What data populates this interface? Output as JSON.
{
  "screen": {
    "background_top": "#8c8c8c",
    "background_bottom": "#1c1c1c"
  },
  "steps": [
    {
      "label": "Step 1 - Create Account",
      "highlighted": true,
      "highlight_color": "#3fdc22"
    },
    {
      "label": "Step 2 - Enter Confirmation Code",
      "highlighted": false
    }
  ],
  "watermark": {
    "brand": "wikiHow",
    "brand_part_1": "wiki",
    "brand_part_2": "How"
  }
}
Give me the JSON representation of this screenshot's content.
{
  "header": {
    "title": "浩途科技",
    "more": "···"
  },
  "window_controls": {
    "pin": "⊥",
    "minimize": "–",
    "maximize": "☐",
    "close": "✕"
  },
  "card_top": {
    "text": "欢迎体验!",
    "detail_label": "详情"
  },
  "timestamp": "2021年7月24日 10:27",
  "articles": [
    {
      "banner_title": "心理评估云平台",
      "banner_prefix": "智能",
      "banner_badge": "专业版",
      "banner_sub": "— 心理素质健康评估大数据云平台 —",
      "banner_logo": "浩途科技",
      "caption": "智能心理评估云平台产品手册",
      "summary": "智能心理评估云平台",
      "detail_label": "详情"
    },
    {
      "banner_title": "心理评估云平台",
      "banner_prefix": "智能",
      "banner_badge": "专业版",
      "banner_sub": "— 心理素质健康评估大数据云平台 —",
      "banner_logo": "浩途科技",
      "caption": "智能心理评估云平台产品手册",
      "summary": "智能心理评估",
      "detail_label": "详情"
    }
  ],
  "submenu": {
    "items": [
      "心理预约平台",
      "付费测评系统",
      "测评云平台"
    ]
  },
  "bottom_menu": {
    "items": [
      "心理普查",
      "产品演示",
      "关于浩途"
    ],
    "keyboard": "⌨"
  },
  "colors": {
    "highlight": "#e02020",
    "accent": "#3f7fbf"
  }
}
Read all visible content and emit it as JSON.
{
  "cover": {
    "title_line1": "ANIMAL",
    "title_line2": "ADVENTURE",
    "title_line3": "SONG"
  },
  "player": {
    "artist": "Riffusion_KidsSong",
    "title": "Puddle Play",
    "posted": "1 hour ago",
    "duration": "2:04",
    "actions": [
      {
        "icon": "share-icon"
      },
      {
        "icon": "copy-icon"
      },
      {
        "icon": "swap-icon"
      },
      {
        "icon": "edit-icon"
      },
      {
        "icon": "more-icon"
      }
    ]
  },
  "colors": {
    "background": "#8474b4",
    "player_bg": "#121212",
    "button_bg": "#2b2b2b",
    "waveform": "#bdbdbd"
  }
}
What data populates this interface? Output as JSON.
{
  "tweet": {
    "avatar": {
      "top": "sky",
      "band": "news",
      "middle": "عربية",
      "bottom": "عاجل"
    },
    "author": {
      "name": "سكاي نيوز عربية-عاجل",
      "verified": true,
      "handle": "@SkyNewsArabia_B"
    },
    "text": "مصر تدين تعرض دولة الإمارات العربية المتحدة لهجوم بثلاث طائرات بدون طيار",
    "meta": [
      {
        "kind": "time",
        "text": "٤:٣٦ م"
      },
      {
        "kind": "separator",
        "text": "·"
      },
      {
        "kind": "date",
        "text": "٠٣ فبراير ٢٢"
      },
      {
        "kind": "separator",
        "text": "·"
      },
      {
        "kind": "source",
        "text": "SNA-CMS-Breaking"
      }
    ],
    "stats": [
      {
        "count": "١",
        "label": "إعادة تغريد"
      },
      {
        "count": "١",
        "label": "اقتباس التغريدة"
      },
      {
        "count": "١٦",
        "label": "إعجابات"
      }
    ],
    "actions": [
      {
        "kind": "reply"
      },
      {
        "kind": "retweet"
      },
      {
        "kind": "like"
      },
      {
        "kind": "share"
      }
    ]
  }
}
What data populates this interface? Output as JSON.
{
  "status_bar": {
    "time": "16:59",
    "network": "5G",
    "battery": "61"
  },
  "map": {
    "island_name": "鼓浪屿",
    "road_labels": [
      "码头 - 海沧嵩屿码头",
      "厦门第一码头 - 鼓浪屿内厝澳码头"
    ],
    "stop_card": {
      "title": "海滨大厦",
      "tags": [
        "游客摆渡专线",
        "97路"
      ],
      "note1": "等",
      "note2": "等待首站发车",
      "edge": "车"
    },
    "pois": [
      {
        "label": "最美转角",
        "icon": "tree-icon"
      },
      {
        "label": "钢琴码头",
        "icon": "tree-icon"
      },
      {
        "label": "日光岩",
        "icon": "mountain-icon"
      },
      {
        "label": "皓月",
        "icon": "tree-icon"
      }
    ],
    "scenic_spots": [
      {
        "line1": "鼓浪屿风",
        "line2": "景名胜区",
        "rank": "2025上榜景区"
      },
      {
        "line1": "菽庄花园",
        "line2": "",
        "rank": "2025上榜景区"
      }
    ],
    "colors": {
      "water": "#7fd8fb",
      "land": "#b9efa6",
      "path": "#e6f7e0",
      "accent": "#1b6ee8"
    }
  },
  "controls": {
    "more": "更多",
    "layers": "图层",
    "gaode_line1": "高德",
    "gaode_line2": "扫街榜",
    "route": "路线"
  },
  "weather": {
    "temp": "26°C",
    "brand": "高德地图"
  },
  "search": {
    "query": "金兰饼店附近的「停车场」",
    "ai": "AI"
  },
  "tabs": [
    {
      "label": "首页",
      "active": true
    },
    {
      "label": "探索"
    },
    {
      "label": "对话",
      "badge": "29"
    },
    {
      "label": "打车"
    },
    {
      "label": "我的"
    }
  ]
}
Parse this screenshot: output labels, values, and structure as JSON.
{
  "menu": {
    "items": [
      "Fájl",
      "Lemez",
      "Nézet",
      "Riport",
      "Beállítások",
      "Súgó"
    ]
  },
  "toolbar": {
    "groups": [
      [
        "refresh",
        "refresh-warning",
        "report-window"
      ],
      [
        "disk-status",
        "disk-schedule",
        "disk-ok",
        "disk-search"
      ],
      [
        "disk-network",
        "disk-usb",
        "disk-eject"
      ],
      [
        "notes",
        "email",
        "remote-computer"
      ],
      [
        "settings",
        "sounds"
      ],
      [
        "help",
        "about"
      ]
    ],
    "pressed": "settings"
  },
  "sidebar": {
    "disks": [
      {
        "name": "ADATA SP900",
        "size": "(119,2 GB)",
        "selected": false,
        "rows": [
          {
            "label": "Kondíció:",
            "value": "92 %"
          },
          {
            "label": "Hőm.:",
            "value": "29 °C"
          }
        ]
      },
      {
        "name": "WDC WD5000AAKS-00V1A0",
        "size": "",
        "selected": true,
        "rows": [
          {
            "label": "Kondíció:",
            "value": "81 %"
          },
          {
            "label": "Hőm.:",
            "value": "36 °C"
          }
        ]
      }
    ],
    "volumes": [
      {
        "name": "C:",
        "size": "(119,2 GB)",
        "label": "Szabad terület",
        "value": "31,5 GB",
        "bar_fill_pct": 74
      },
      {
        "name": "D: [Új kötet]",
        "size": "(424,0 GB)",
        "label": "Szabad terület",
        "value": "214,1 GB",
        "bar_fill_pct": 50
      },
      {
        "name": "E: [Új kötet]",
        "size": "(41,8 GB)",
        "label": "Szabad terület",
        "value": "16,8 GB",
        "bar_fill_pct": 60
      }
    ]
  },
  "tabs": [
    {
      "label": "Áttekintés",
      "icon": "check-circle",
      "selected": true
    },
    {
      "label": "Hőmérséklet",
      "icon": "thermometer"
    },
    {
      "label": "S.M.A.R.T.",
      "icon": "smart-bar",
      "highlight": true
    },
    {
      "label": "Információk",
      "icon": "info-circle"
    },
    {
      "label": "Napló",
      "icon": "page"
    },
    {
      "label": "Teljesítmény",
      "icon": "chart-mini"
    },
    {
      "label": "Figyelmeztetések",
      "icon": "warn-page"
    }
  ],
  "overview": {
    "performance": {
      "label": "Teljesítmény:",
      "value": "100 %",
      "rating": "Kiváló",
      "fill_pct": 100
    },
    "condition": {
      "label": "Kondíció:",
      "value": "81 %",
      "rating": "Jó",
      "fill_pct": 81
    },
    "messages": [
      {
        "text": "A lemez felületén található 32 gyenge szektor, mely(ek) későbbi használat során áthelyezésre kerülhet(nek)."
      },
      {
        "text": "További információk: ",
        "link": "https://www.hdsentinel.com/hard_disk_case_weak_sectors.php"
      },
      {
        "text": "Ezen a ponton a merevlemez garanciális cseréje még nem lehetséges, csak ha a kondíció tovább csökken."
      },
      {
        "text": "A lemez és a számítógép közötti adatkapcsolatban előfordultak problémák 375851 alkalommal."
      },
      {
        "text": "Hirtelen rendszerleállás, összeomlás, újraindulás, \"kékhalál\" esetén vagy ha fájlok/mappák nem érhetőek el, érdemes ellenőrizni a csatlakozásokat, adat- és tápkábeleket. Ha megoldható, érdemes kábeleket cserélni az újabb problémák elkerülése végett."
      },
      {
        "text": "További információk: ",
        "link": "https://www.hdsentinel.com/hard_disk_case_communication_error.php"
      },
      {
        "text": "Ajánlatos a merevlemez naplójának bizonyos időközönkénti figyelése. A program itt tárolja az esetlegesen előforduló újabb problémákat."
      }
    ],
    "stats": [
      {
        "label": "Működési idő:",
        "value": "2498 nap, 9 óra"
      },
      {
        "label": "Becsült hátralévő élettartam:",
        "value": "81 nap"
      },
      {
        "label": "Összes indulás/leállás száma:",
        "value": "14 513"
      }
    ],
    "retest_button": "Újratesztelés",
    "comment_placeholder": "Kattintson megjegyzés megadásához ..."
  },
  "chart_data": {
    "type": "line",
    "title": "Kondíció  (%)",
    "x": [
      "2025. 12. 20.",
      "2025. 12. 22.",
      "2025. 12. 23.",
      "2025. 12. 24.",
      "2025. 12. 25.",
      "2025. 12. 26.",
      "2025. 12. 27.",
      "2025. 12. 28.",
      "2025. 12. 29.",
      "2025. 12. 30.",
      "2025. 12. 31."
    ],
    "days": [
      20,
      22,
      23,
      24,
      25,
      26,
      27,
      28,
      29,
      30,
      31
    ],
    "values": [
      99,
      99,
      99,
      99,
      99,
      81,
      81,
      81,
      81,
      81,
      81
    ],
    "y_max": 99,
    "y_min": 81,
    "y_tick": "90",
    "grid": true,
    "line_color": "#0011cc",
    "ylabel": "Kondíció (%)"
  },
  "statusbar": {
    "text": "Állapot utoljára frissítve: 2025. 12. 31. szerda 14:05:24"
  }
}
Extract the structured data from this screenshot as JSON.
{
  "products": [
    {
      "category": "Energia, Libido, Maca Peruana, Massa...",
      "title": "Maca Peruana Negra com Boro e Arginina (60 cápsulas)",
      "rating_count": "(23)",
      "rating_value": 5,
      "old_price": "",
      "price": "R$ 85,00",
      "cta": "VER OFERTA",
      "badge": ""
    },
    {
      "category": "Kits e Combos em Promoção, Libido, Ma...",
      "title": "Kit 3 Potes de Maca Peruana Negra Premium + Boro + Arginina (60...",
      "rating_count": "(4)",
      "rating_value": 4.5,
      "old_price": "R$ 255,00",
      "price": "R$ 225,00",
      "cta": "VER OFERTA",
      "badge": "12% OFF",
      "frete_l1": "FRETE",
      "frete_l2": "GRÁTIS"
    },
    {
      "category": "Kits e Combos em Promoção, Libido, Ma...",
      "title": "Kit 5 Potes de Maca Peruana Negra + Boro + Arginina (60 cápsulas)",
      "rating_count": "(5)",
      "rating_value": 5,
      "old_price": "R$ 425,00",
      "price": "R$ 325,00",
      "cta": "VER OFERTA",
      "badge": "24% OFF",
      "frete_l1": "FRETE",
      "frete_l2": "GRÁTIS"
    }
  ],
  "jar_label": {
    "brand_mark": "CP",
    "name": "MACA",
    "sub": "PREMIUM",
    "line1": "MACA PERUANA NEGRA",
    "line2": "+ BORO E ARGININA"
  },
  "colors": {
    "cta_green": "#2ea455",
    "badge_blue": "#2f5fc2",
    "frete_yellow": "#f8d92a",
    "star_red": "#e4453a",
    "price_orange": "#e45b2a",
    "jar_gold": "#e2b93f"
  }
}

---

**PROBLEM DESCRIPTION**
Report only how many lines in the records contain the word "values".

**OUTPUT FOR THIS TASK**
2